> _Written instruction_:
Of the lines below, count those containing the word "value". Reply with the number alone.

--- Material supplied ---

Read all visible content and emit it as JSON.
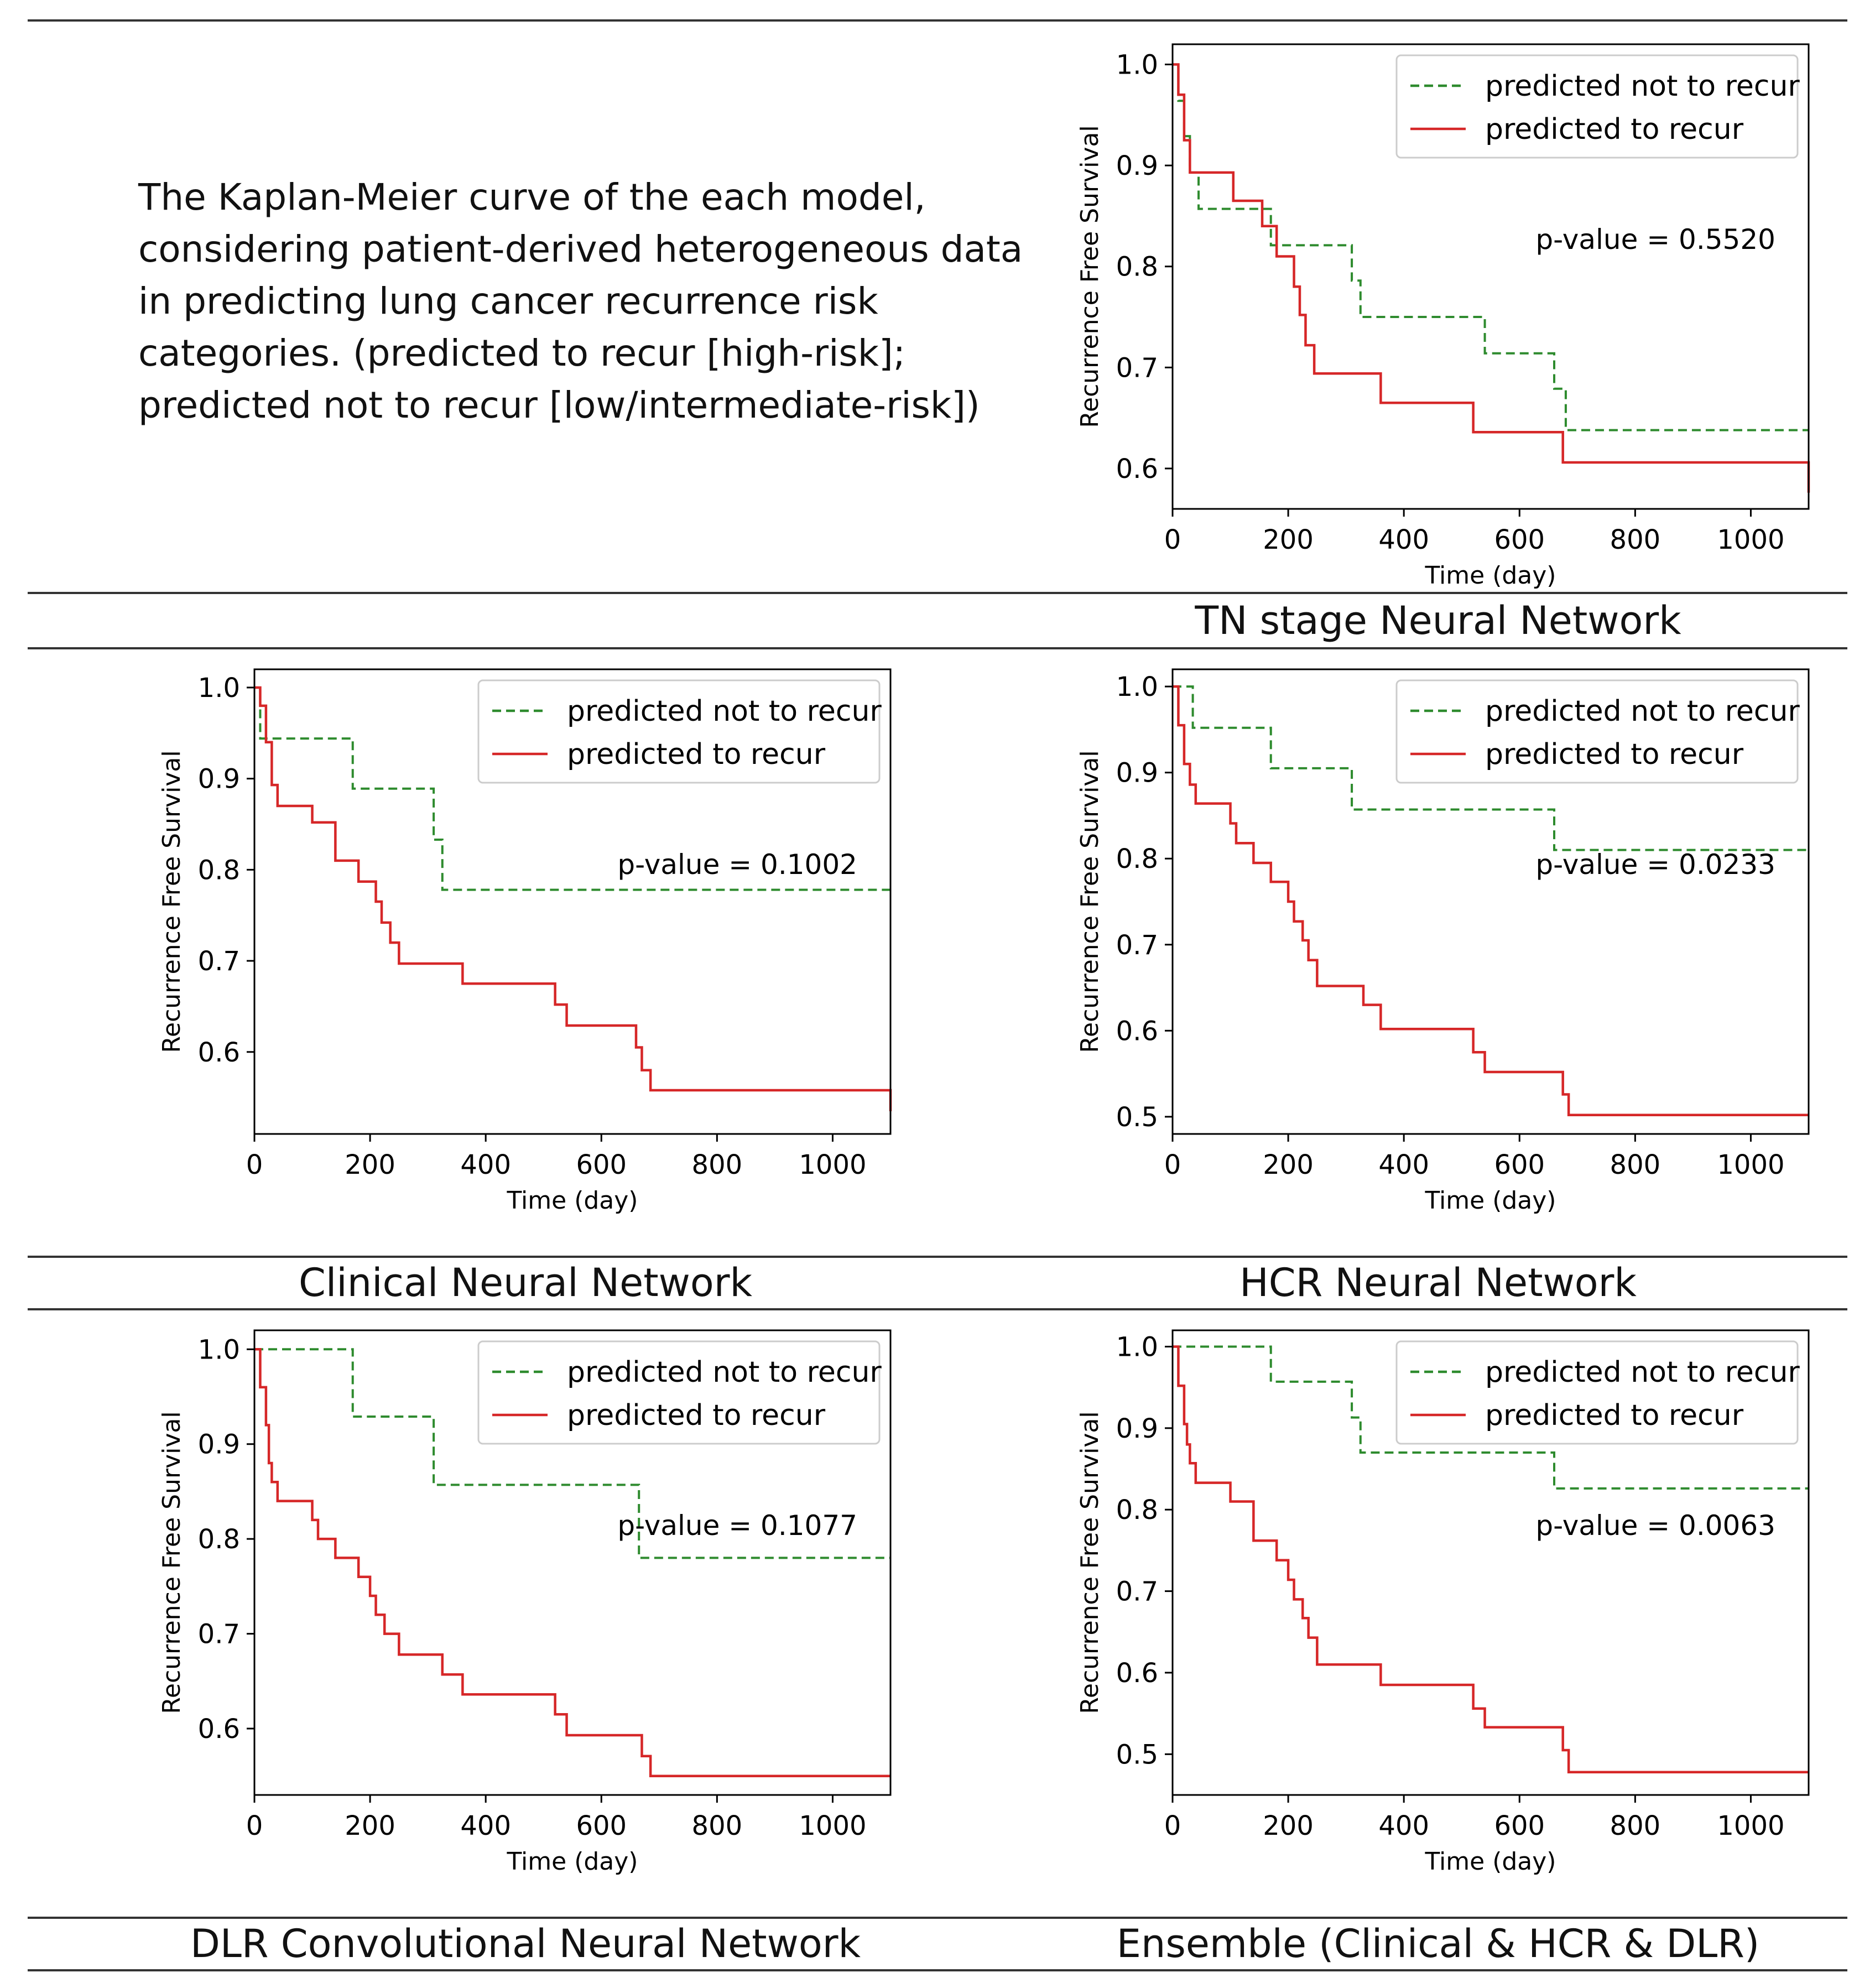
{
  "caption": "The Kaplan-Meier curve of the each model, considering patient-derived heterogeneous data in predicting lung cancer recurrence risk categories. (predicted to recur [high-risk]; predicted not to recur [low/intermediate-risk])",
  "colors": {
    "not_recur": "#2e8b2e",
    "recur": "#d62728",
    "rule": "#333333"
  },
  "chart_data": [
    {
      "type": "line",
      "title": "TN stage Neural Network",
      "xlabel": "Time (day)",
      "ylabel": "Recurrence Free Survival",
      "xlim": [
        0,
        1100
      ],
      "ylim": [
        0.56,
        1.02
      ],
      "xticks": [
        0,
        200,
        400,
        600,
        800,
        1000
      ],
      "yticks": [
        0.6,
        0.7,
        0.8,
        0.9,
        1.0
      ],
      "ytick_labels": [
        "0.6",
        "0.7",
        "0.8",
        "0.9",
        "1.0"
      ],
      "p_value": "p-value = 0.5520",
      "legend_position": "upper-right",
      "series": [
        {
          "name": "predicted not to recur",
          "style": "dashed",
          "color": "#2e8b2e",
          "x": [
            0,
            10,
            20,
            30,
            45,
            170,
            310,
            325,
            540,
            660,
            680,
            1100
          ],
          "y": [
            1.0,
            0.964,
            0.929,
            0.893,
            0.857,
            0.821,
            0.786,
            0.75,
            0.714,
            0.679,
            0.638,
            0.638
          ]
        },
        {
          "name": "predicted to recur",
          "style": "solid",
          "color": "#d62728",
          "x": [
            0,
            10,
            20,
            30,
            105,
            155,
            180,
            210,
            220,
            230,
            245,
            360,
            520,
            675,
            1100
          ],
          "y": [
            1.0,
            0.97,
            0.925,
            0.893,
            0.865,
            0.84,
            0.81,
            0.78,
            0.752,
            0.722,
            0.694,
            0.665,
            0.636,
            0.606,
            0.576
          ]
        }
      ]
    },
    {
      "type": "line",
      "title": "Clinical Neural Network",
      "xlabel": "Time (day)",
      "ylabel": "Recurrence Free Survival",
      "xlim": [
        0,
        1100
      ],
      "ylim": [
        0.51,
        1.02
      ],
      "xticks": [
        0,
        200,
        400,
        600,
        800,
        1000
      ],
      "yticks": [
        0.6,
        0.7,
        0.8,
        0.9,
        1.0
      ],
      "ytick_labels": [
        "0.6",
        "0.7",
        "0.8",
        "0.9",
        "1.0"
      ],
      "p_value": "p-value = 0.1002",
      "legend_position": "upper-right",
      "series": [
        {
          "name": "predicted not to recur",
          "style": "dashed",
          "color": "#2e8b2e",
          "x": [
            0,
            10,
            170,
            310,
            325,
            1100
          ],
          "y": [
            1.0,
            0.944,
            0.889,
            0.833,
            0.778,
            0.778
          ]
        },
        {
          "name": "predicted to recur",
          "style": "solid",
          "color": "#d62728",
          "x": [
            0,
            10,
            20,
            30,
            40,
            100,
            140,
            180,
            210,
            220,
            235,
            250,
            360,
            520,
            540,
            660,
            670,
            685,
            1100
          ],
          "y": [
            1.0,
            0.98,
            0.94,
            0.893,
            0.87,
            0.852,
            0.81,
            0.787,
            0.765,
            0.742,
            0.72,
            0.697,
            0.675,
            0.652,
            0.629,
            0.605,
            0.58,
            0.558,
            0.535
          ]
        }
      ]
    },
    {
      "type": "line",
      "title": "HCR Neural Network",
      "xlabel": "Time (day)",
      "ylabel": "Recurrence Free Survival",
      "xlim": [
        0,
        1100
      ],
      "ylim": [
        0.48,
        1.02
      ],
      "xticks": [
        0,
        200,
        400,
        600,
        800,
        1000
      ],
      "yticks": [
        0.5,
        0.6,
        0.7,
        0.8,
        0.9,
        1.0
      ],
      "ytick_labels": [
        "0.5",
        "0.6",
        "0.7",
        "0.8",
        "0.9",
        "1.0"
      ],
      "p_value": "p-value = 0.0233",
      "legend_position": "upper-right",
      "series": [
        {
          "name": "predicted not to recur",
          "style": "dashed",
          "color": "#2e8b2e",
          "x": [
            0,
            35,
            170,
            310,
            660,
            1100
          ],
          "y": [
            1.0,
            0.952,
            0.905,
            0.857,
            0.81,
            0.81
          ]
        },
        {
          "name": "predicted to recur",
          "style": "solid",
          "color": "#d62728",
          "x": [
            0,
            10,
            20,
            30,
            40,
            100,
            110,
            140,
            170,
            200,
            210,
            225,
            235,
            250,
            330,
            360,
            520,
            540,
            675,
            685,
            1100
          ],
          "y": [
            1.0,
            0.955,
            0.91,
            0.886,
            0.864,
            0.841,
            0.818,
            0.795,
            0.773,
            0.75,
            0.727,
            0.705,
            0.682,
            0.652,
            0.63,
            0.602,
            0.575,
            0.552,
            0.526,
            0.502,
            0.502
          ]
        }
      ]
    },
    {
      "type": "line",
      "title": "DLR Convolutional Neural Network",
      "xlabel": "Time (day)",
      "ylabel": "Recurrence Free Survival",
      "xlim": [
        0,
        1100
      ],
      "ylim": [
        0.53,
        1.02
      ],
      "xticks": [
        0,
        200,
        400,
        600,
        800,
        1000
      ],
      "yticks": [
        0.6,
        0.7,
        0.8,
        0.9,
        1.0
      ],
      "ytick_labels": [
        "0.6",
        "0.7",
        "0.8",
        "0.9",
        "1.0"
      ],
      "p_value": "p-value = 0.1077",
      "legend_position": "upper-right",
      "series": [
        {
          "name": "predicted not to recur",
          "style": "dashed",
          "color": "#2e8b2e",
          "x": [
            0,
            170,
            310,
            665,
            1100
          ],
          "y": [
            1.0,
            0.929,
            0.857,
            0.78,
            0.78
          ]
        },
        {
          "name": "predicted to recur",
          "style": "solid",
          "color": "#d62728",
          "x": [
            0,
            10,
            20,
            25,
            30,
            40,
            100,
            110,
            140,
            180,
            200,
            210,
            225,
            250,
            325,
            360,
            520,
            540,
            670,
            685,
            1100
          ],
          "y": [
            1.0,
            0.96,
            0.92,
            0.88,
            0.86,
            0.84,
            0.82,
            0.8,
            0.78,
            0.76,
            0.74,
            0.72,
            0.7,
            0.678,
            0.657,
            0.636,
            0.615,
            0.593,
            0.571,
            0.55,
            0.55
          ]
        }
      ]
    },
    {
      "type": "line",
      "title": "Ensemble (Clinical & HCR & DLR)",
      "xlabel": "Time (day)",
      "ylabel": "Recurrence Free Survival",
      "xlim": [
        0,
        1100
      ],
      "ylim": [
        0.45,
        1.02
      ],
      "xticks": [
        0,
        200,
        400,
        600,
        800,
        1000
      ],
      "yticks": [
        0.5,
        0.6,
        0.7,
        0.8,
        0.9,
        1.0
      ],
      "ytick_labels": [
        "0.5",
        "0.6",
        "0.7",
        "0.8",
        "0.9",
        "1.0"
      ],
      "p_value": "p-value = 0.0063",
      "legend_position": "upper-right",
      "series": [
        {
          "name": "predicted not to recur",
          "style": "dashed",
          "color": "#2e8b2e",
          "x": [
            0,
            170,
            310,
            325,
            660,
            1100
          ],
          "y": [
            1.0,
            0.957,
            0.913,
            0.87,
            0.826,
            0.826
          ]
        },
        {
          "name": "predicted to recur",
          "style": "solid",
          "color": "#d62728",
          "x": [
            0,
            10,
            20,
            25,
            30,
            40,
            100,
            140,
            180,
            200,
            210,
            225,
            235,
            250,
            360,
            520,
            540,
            675,
            685,
            1100
          ],
          "y": [
            1.0,
            0.952,
            0.905,
            0.88,
            0.857,
            0.833,
            0.81,
            0.762,
            0.738,
            0.714,
            0.69,
            0.667,
            0.643,
            0.61,
            0.585,
            0.556,
            0.533,
            0.505,
            0.478,
            0.478
          ]
        }
      ]
    }
  ]
}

---

> _Expected answer_:
5